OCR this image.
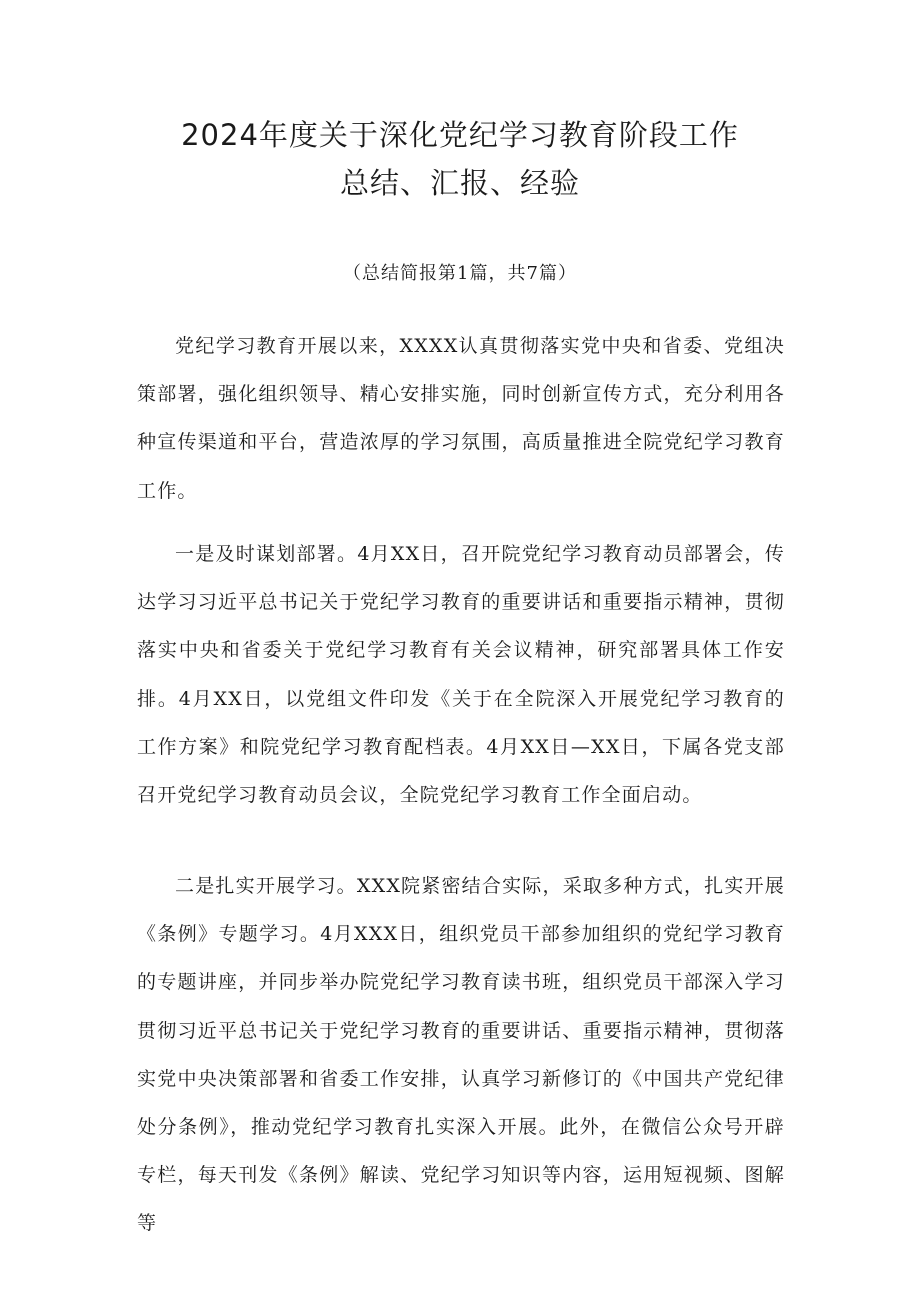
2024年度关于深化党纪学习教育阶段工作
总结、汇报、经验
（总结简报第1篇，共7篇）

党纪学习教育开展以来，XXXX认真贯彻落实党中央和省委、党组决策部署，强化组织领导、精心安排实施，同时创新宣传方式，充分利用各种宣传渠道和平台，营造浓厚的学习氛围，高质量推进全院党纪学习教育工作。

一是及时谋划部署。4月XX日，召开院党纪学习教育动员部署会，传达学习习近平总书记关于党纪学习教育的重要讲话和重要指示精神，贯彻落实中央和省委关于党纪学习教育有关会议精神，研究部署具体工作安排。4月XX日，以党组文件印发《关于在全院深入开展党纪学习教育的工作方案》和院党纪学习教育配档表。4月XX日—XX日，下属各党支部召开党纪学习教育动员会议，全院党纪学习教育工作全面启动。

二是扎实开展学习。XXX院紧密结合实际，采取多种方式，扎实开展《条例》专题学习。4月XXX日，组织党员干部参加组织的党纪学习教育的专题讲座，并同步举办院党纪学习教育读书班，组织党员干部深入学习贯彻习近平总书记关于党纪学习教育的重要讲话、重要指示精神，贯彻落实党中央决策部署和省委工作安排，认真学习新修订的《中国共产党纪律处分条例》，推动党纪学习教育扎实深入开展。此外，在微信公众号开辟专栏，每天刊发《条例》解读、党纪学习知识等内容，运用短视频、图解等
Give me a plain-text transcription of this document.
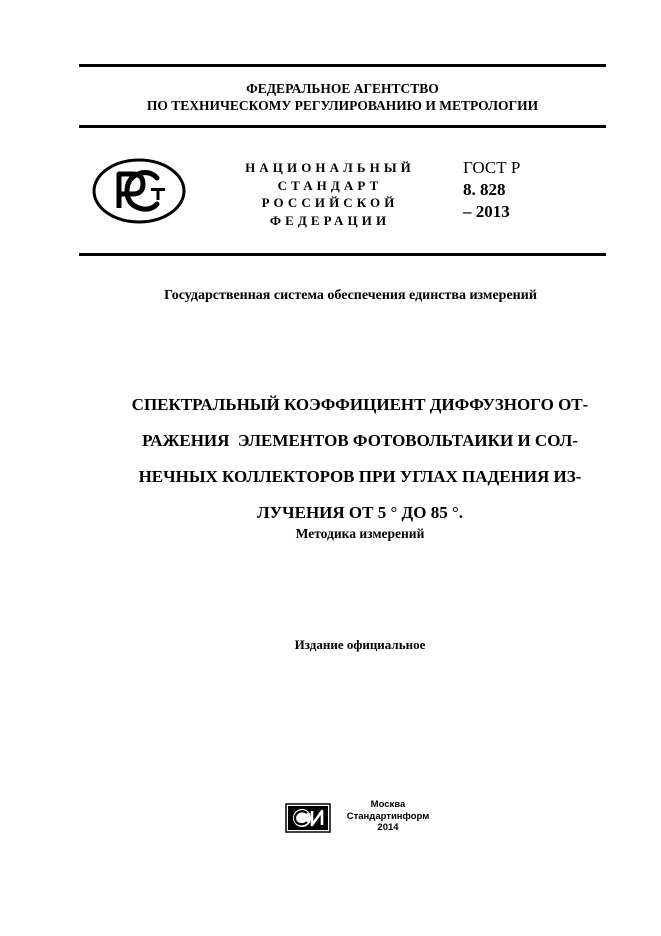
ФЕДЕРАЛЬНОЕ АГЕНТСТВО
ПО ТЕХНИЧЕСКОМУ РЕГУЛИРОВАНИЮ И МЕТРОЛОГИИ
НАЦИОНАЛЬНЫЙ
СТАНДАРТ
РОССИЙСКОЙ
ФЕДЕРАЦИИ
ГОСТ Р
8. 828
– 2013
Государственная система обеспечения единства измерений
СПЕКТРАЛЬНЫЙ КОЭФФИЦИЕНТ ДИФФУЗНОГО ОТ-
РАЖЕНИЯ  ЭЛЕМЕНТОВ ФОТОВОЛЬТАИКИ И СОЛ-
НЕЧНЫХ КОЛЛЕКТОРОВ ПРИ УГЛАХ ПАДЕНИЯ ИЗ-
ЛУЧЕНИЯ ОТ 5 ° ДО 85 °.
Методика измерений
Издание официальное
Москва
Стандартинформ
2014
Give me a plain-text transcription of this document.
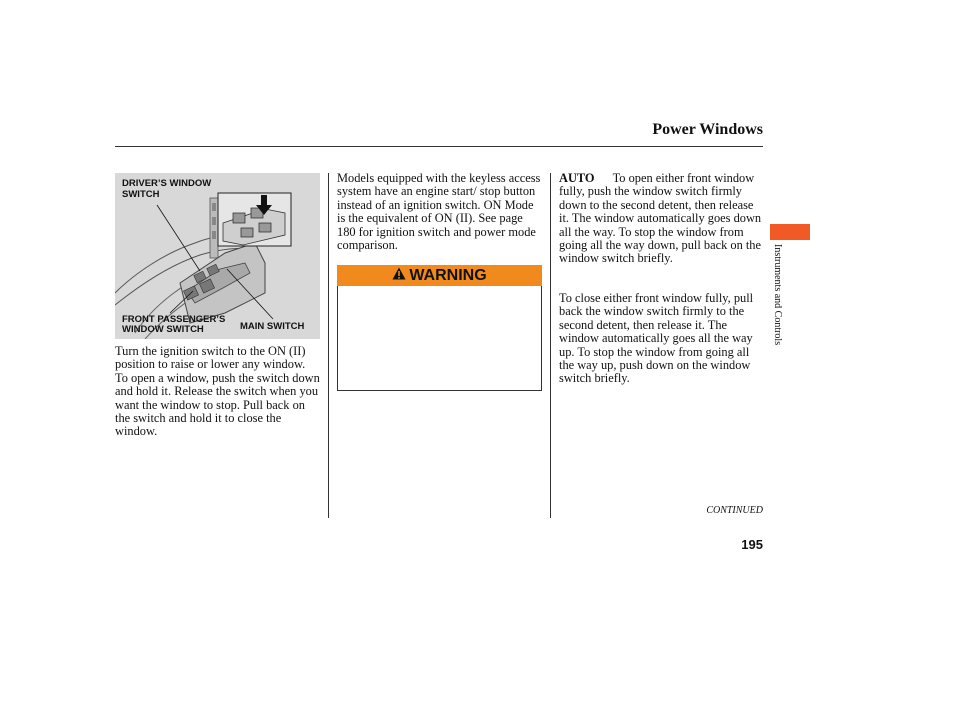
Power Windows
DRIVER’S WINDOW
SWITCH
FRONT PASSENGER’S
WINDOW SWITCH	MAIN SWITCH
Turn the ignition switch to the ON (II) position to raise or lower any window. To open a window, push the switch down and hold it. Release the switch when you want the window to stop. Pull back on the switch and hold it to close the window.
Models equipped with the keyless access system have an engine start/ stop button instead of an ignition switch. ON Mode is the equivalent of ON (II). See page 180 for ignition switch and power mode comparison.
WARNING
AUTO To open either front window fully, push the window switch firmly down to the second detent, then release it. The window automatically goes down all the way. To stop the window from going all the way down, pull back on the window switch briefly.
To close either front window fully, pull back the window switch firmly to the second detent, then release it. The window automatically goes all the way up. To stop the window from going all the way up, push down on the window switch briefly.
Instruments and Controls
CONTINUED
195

...

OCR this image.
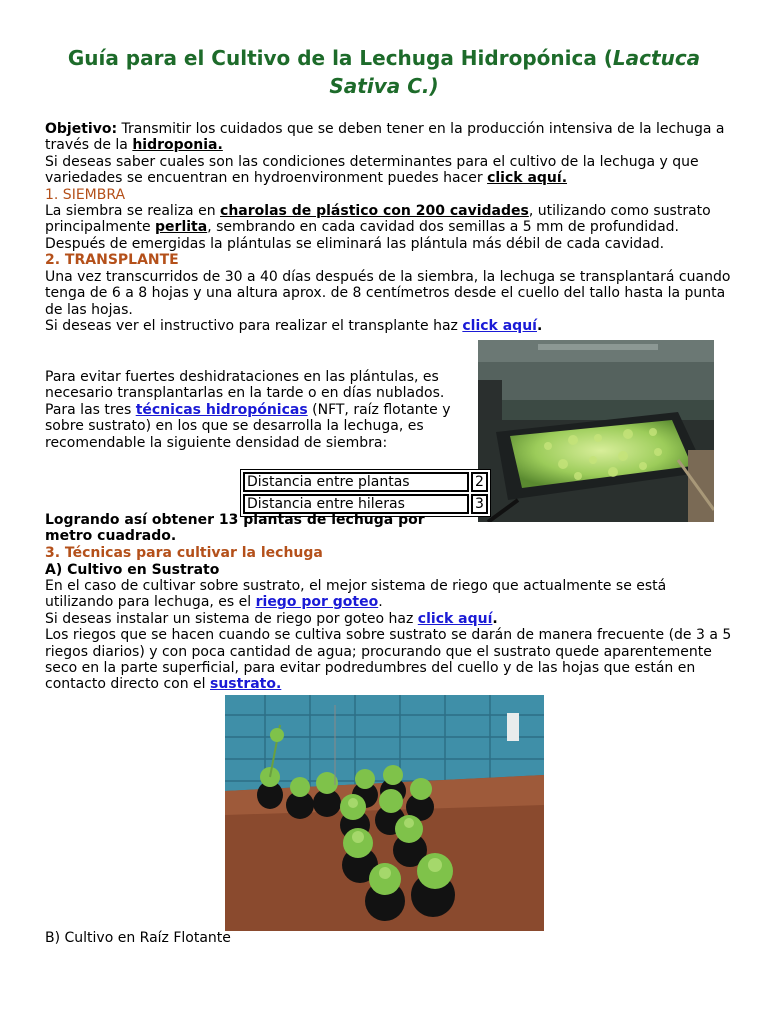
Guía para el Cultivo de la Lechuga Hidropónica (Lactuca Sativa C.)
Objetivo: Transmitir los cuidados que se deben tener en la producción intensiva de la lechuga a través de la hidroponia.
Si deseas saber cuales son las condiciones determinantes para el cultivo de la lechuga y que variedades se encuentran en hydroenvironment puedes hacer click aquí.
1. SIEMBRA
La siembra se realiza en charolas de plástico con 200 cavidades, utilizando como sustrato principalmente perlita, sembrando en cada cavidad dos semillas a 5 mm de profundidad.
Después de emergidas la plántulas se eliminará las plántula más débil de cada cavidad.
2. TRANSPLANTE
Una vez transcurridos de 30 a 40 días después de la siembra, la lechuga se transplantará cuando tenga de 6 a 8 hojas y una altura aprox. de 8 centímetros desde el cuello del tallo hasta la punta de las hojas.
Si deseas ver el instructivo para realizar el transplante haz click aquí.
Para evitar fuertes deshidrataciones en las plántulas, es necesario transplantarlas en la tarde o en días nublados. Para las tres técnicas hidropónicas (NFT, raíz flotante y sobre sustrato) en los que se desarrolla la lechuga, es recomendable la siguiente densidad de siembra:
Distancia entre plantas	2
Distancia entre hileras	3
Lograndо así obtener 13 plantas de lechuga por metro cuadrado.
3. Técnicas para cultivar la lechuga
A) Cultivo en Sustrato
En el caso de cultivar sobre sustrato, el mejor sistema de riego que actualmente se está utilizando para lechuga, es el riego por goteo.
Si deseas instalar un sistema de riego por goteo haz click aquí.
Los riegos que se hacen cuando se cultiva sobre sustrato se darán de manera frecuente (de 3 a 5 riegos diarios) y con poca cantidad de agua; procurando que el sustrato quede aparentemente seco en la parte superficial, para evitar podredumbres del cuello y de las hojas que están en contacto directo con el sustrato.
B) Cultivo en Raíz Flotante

Task prompt: For the data above, state how many lines contain "cultivar"; the number is the whole answer.

Solution to this task: 2